### GOAL:
All lines featuring the string "point" are to be listed.

### DATA LISTING:
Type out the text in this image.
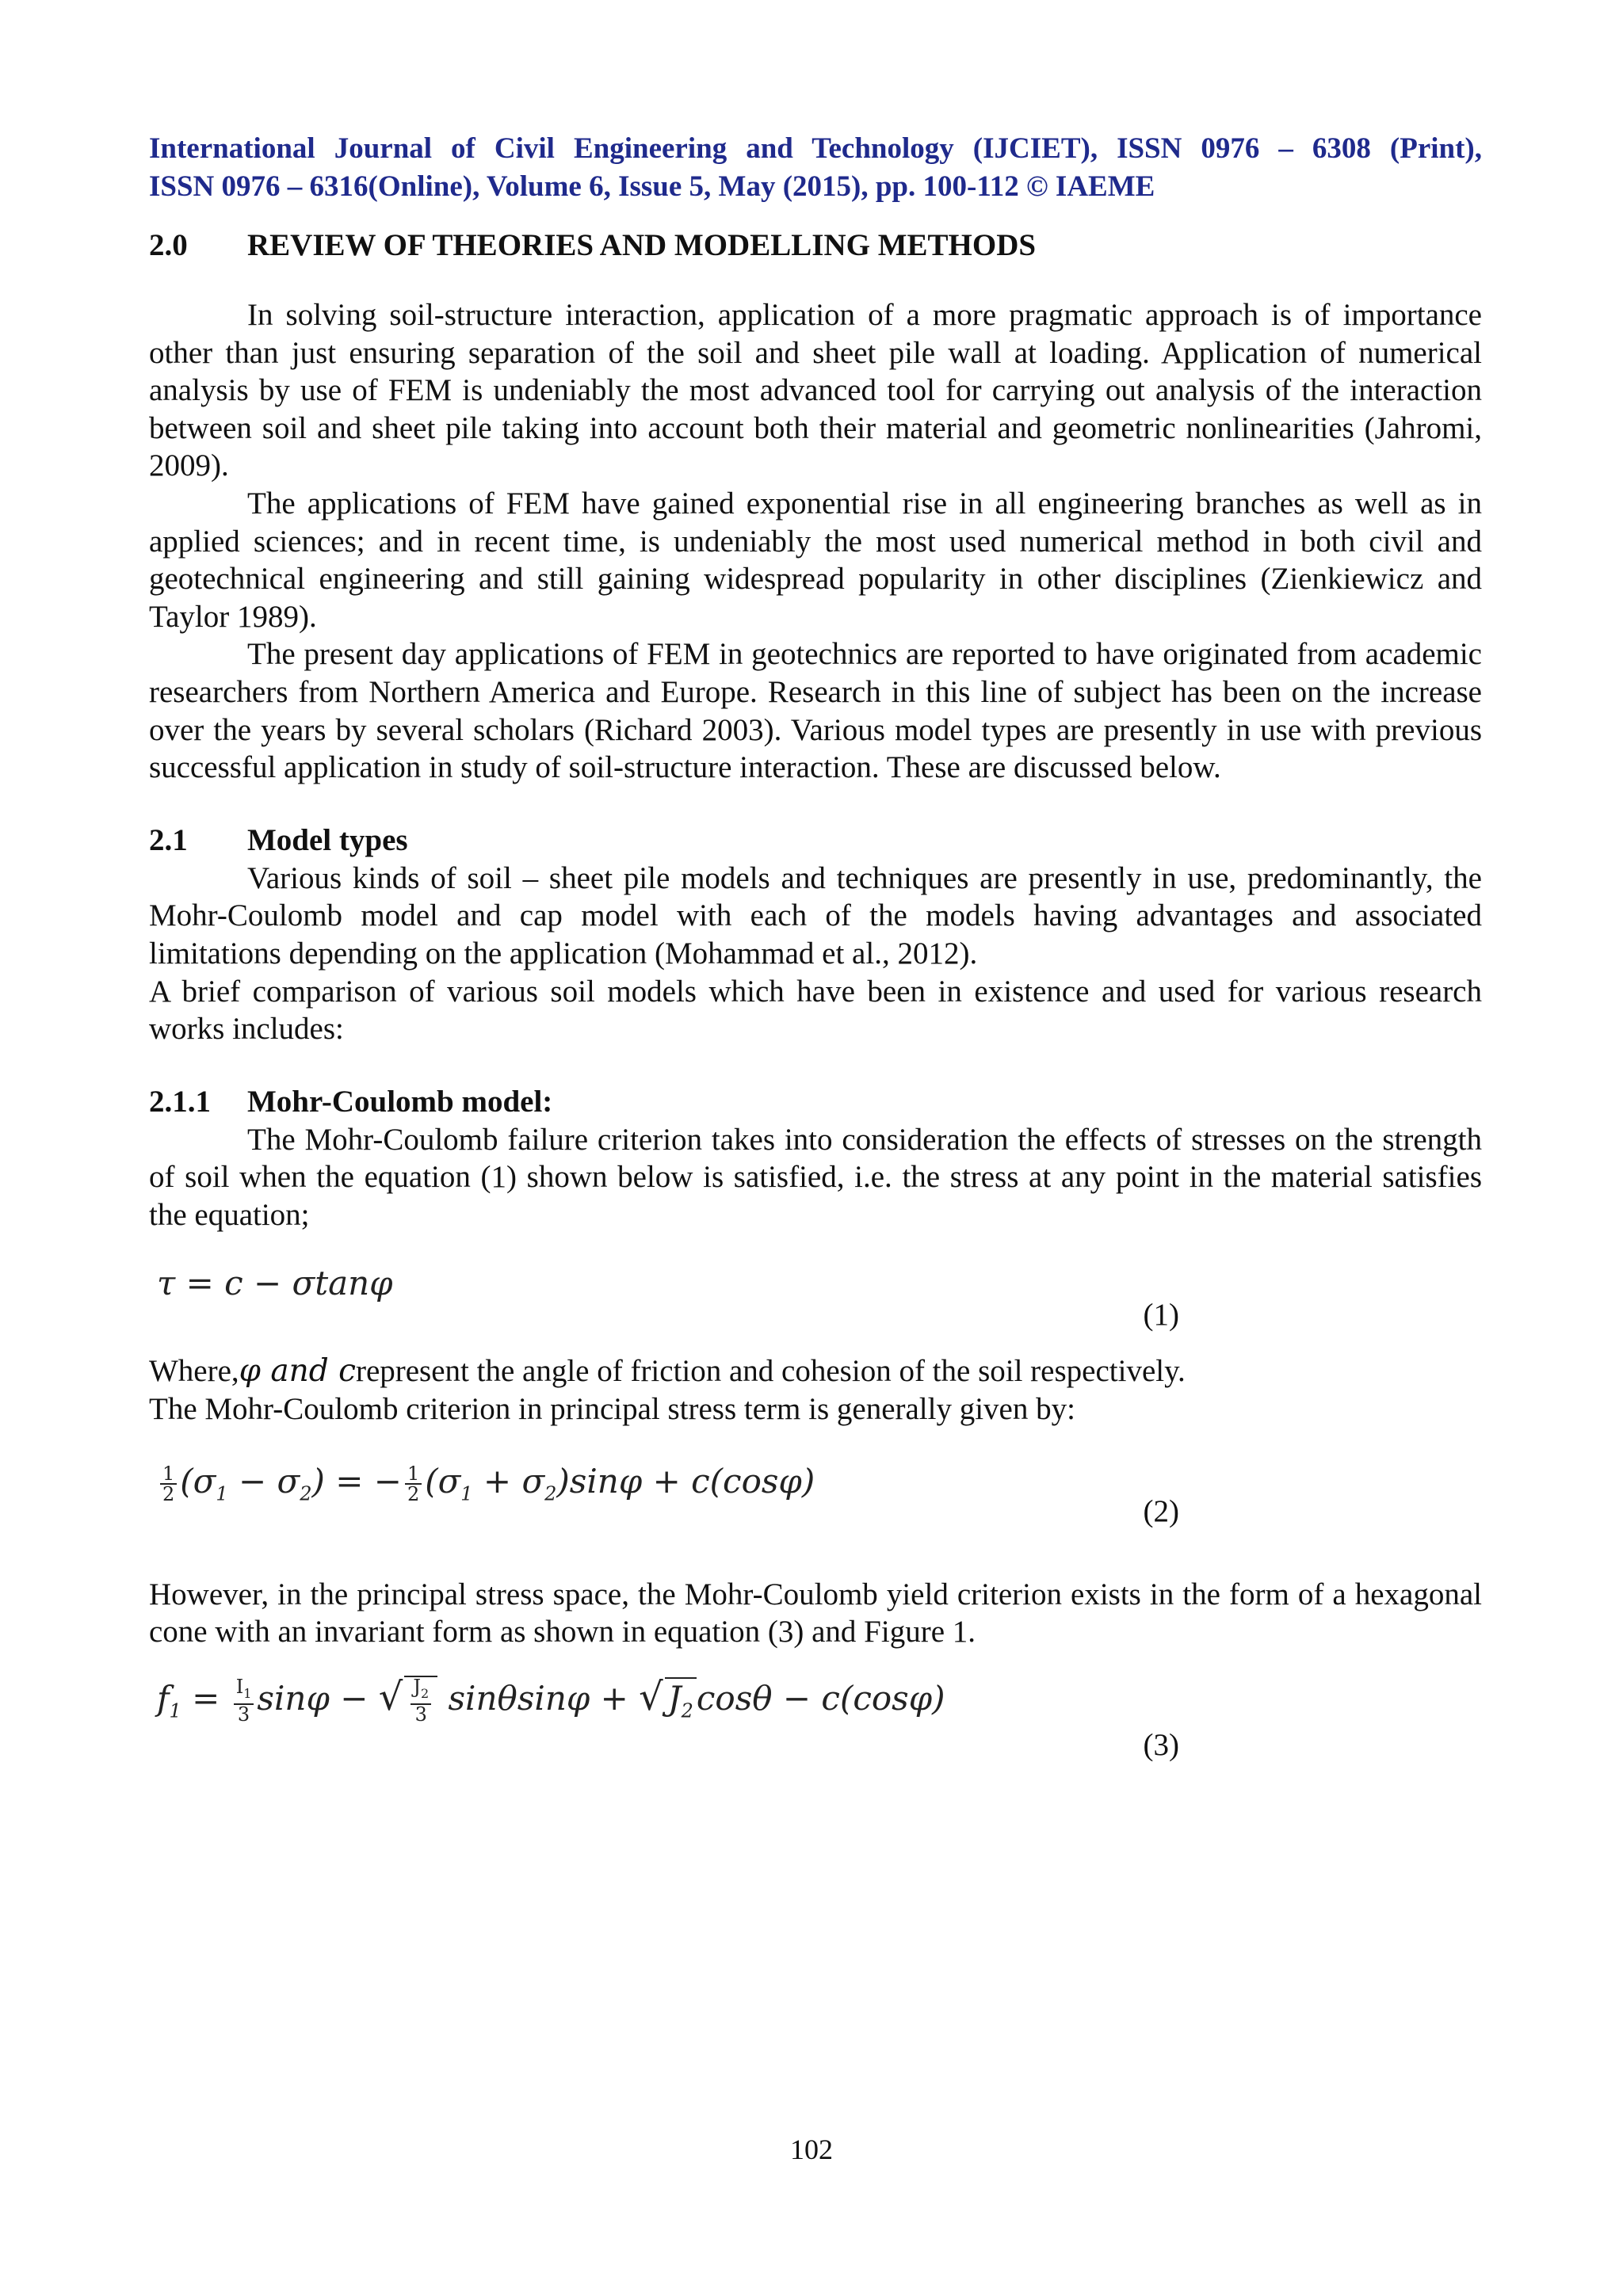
International Journal of Civil Engineering and Technology (IJCIET), ISSN 0976 – 6308 (Print),
ISSN 0976 – 6316(Online), Volume 6, Issue 5, May (2015), pp. 100-112 © IAEME
2.0	REVIEW OF THEORIES AND MODELLING METHODS

In solving soil-structure interaction, application of a more pragmatic approach is of importance other than just ensuring separation of the soil and sheet pile wall at loading. Application of numerical analysis by use of FEM is undeniably the most advanced tool for carrying out analysis of the interaction between soil and sheet pile taking into account both their material and geometric nonlinearities (Jahromi, 2009).

The applications of FEM have gained exponential rise in all engineering branches as well as in applied sciences; and in recent time, is undeniably the most used numerical method in both civil and geotechnical engineering and still gaining widespread popularity in other disciplines (Zienkiewicz and Taylor 1989).

The present day applications of FEM in geotechnics are reported to have originated from academic researchers from Northern America and Europe. Research in this line of subject has been on the increase over the years by several scholars (Richard 2003). Various model types are presently in use with previous successful application in study of soil-structure interaction. These are discussed below.

2.1	Model types

Various kinds of soil – sheet pile models and techniques are presently in use, predominantly, the Mohr-Coulomb model and cap model with each of the models having advantages and associated limitations depending on the application (Mohammad et al., 2012).

A brief comparison of various soil models which have been in existence and used for various research works includes:

2.1.1	Mohr-Coulomb model:

The Mohr-Coulomb failure criterion takes into consideration the effects of stresses on the strength of soil when the equation (1) shown below is satisfied, i.e. the stress at any point in the material satisfies the equation;

τ = c − σtanφ
(1)

Where,φ and crepresent the angle of friction and cohesion of the soil respectively.

The Mohr-Coulomb criterion in principal stress term is generally given by:

$\frac{1}{2} (\sigma_1 - \sigma_2)$ = − $\frac{1}{2} (\sigma_1 + \sigma_2)\sin\varphi + c(\cos\varphi)$
(2)

However, in the principal stress space, the Mohr-Coulomb yield criterion exists in the form of a hexagonal cone with an invariant form as shown in equation (3) and Figure 1.

$f_1 = \frac{I_1}{3}$ sinφ − √ $\frac{J_2}{3}$ sinθsinφ + √ $J_2\cos\theta - c(\cos\varphi)$
(3)
102
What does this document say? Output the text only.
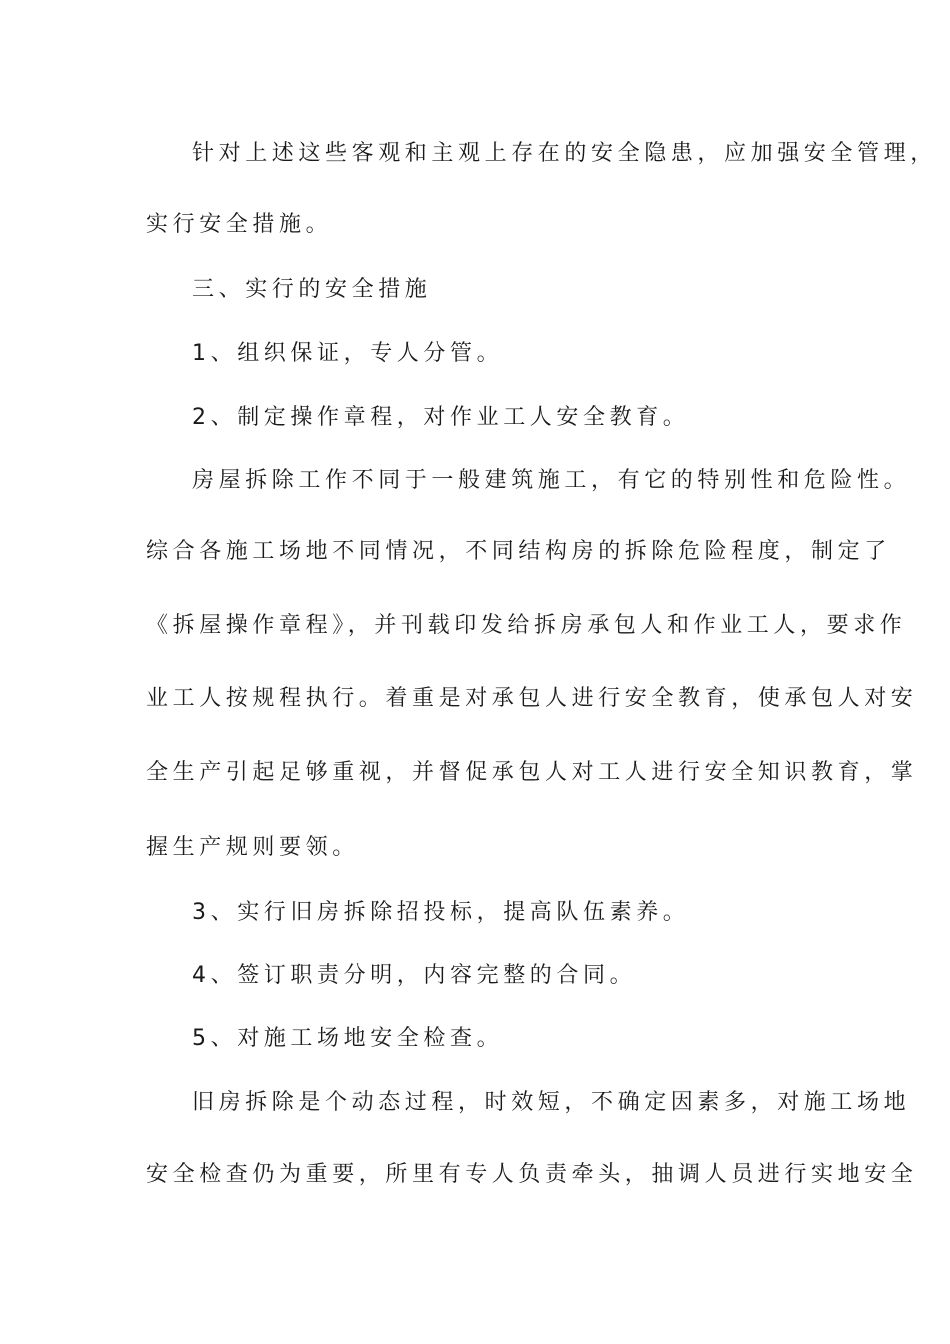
针对上述这些客观和主观上存在的安全隐患，应加强安全管理，
实行安全措施。
三、实行的安全措施
1、组织保证，专人分管。
2、制定操作章程，对作业工人安全教育。
房屋拆除工作不同于一般建筑施工，有它的特别性和危险性。
综合各施工场地不同情况，不同结构房的拆除危险程度，制定了
《拆屋操作章程》，并刊载印发给拆房承包人和作业工人，要求作
业工人按规程执行。着重是对承包人进行安全教育，使承包人对安
全生产引起足够重视，并督促承包人对工人进行安全知识教育，掌
握生产规则要领。
3、实行旧房拆除招投标，提高队伍素养。
4、签订职责分明，内容完整的合同。
5、对施工场地安全检查。
旧房拆除是个动态过程，时效短，不确定因素多，对施工场地
安全检查仍为重要，所里有专人负责牵头，抽调人员进行实地安全
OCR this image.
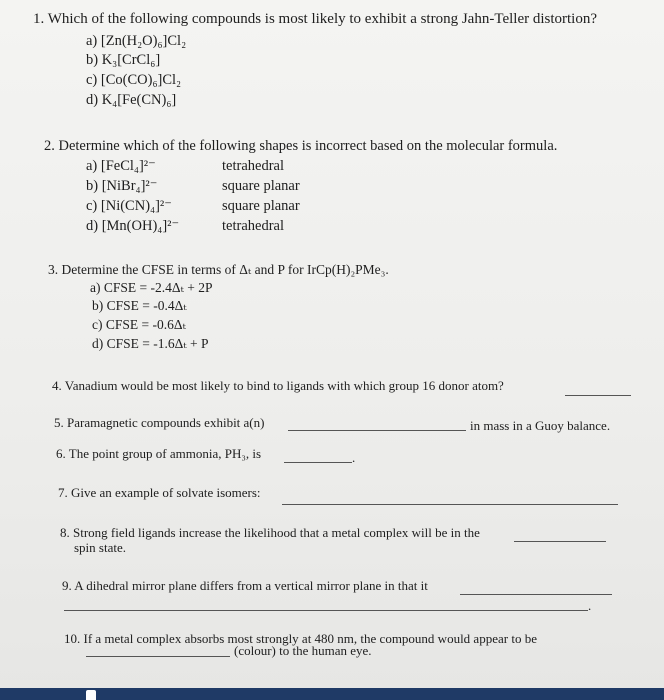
1. Which of the following compounds is most likely to exhibit a strong Jahn-Teller distortion?
a) [Zn(H₂O)₆]Cl₂
b) K₃[CrCl₆]
c) [Co(CO)₆]Cl₂
d) K₄[Fe(CN)₆]
2. Determine which of the following shapes is incorrect based on the molecular formula.
a) [FeCl₄]²⁻	tetrahedral
b) [NiBr₄]²⁻	square planar
c) [Ni(CN)₄]²⁻	square planar
d) [Mn(OH)₄]²⁻	tetrahedral
3. Determine the CFSE in terms of Δₜ and P for IrCp(H)₂PMe₃.
a) CFSE = -2.4Δₜ + 2P
b) CFSE = -0.4Δₜ
c) CFSE = -0.6Δₜ
d) CFSE = -1.6Δₜ + P
4. Vanadium would be most likely to bind to ligands with which group 16 donor atom?
5. Paramagnetic compounds exhibit a(n)	in mass in a Guoy balance.
6. The point group of ammonia, PH₃, is	.
7. Give an example of solvate isomers:
8. Strong field ligands increase the likelihood that a metal complex will be in the
spin state.
9. A dihedral mirror plane differs from a vertical mirror plane in that it
.
10. If a metal complex absorbs most strongly at 480 nm, the compound would appear to be
(colour) to the human eye.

### WRITTEN RESPONSE:
The Mohr-Coulomb failure criterion takes into consideration the effects of stresses on the strength of soil when the equation (1) shown below is satisfied, i.e. the stress at any point in the material satisfies the equation;
6. The point group of ammonia, PH₃, is	.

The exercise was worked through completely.